Records in a dataset:
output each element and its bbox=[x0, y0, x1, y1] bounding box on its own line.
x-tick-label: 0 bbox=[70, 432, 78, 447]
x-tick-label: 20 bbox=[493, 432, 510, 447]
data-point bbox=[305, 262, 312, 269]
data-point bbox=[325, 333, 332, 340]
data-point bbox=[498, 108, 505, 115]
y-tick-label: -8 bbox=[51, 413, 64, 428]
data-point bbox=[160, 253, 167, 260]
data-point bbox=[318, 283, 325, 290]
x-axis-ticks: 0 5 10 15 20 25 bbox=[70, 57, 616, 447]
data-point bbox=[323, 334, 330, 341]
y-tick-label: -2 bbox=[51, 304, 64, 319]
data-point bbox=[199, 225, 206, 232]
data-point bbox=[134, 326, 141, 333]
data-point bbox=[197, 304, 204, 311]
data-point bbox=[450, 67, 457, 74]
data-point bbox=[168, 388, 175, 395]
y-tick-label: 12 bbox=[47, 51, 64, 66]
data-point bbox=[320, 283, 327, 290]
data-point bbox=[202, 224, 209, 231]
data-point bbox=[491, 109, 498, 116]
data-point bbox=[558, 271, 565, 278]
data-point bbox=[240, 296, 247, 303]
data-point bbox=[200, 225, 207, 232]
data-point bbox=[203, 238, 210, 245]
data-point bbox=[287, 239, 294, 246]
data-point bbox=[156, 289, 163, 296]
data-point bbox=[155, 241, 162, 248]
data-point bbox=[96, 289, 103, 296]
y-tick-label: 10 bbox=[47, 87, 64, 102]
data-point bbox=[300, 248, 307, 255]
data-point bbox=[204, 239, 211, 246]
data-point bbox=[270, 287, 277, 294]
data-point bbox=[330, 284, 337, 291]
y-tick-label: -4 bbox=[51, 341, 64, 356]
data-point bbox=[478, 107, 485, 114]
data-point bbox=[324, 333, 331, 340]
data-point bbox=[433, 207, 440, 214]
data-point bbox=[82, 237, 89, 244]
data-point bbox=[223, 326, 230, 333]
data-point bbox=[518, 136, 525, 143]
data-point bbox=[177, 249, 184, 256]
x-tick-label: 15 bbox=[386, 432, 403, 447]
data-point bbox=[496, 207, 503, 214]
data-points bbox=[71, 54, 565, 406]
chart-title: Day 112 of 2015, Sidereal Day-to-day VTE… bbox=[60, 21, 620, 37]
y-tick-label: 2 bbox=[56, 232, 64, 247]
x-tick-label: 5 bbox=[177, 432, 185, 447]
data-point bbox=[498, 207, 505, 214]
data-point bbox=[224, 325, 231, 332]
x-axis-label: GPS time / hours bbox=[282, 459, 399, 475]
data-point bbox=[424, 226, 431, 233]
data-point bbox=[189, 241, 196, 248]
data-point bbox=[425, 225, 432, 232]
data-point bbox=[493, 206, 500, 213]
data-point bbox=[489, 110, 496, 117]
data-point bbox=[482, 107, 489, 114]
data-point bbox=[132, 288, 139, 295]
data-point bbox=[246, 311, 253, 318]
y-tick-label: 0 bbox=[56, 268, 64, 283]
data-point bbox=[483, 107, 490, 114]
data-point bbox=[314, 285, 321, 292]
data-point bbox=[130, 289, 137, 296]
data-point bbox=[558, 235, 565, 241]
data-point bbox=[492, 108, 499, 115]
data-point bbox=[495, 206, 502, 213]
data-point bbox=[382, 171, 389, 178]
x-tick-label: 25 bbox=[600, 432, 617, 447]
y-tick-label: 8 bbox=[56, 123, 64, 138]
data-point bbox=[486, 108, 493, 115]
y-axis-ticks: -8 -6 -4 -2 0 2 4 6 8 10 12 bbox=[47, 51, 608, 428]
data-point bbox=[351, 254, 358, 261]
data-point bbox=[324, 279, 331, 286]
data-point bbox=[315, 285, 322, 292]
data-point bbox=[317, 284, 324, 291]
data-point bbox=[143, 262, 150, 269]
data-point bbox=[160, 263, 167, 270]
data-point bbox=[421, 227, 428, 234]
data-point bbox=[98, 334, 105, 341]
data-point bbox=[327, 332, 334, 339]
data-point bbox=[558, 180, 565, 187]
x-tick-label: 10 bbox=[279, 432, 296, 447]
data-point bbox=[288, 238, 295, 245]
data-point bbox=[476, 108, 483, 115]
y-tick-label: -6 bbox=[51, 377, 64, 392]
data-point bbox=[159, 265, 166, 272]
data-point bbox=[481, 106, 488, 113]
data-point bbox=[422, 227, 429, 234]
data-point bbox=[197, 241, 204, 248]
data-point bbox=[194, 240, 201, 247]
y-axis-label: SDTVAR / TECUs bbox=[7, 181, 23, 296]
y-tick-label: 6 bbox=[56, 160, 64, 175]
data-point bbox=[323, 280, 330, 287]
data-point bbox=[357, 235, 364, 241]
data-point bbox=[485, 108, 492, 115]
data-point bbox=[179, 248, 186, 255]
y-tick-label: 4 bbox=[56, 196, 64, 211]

Problem to solve: Rewrite everything from the start of the data down to the line containing "data-point bbox=[203, 238, 210, 245]", changing "x-tick-label" to "x-axis-tick-label" and leaving everything else as it is.

Solution to the problem:
output each element and its bbox=[x0, y0, x1, y1] bounding box on its own line.
x-axis-tick-label: 0 bbox=[70, 432, 78, 447]
x-axis-tick-label: 20 bbox=[493, 432, 510, 447]
data-point bbox=[305, 262, 312, 269]
data-point bbox=[325, 333, 332, 340]
data-point bbox=[498, 108, 505, 115]
y-tick-label: -8 bbox=[51, 413, 64, 428]
data-point bbox=[160, 253, 167, 260]
data-point bbox=[318, 283, 325, 290]
x-axis-ticks: 0 5 10 15 20 25 bbox=[70, 57, 616, 447]
data-point bbox=[323, 334, 330, 341]
y-tick-label: -2 bbox=[51, 304, 64, 319]
data-point bbox=[199, 225, 206, 232]
data-point bbox=[134, 326, 141, 333]
data-point bbox=[197, 304, 204, 311]
data-point bbox=[450, 67, 457, 74]
data-point bbox=[168, 388, 175, 395]
y-tick-label: 12 bbox=[47, 51, 64, 66]
data-point bbox=[320, 283, 327, 290]
data-point bbox=[202, 224, 209, 231]
data-point bbox=[491, 109, 498, 116]
data-point bbox=[558, 271, 565, 278]
data-point bbox=[240, 296, 247, 303]
data-point bbox=[200, 225, 207, 232]
data-point bbox=[203, 238, 210, 245]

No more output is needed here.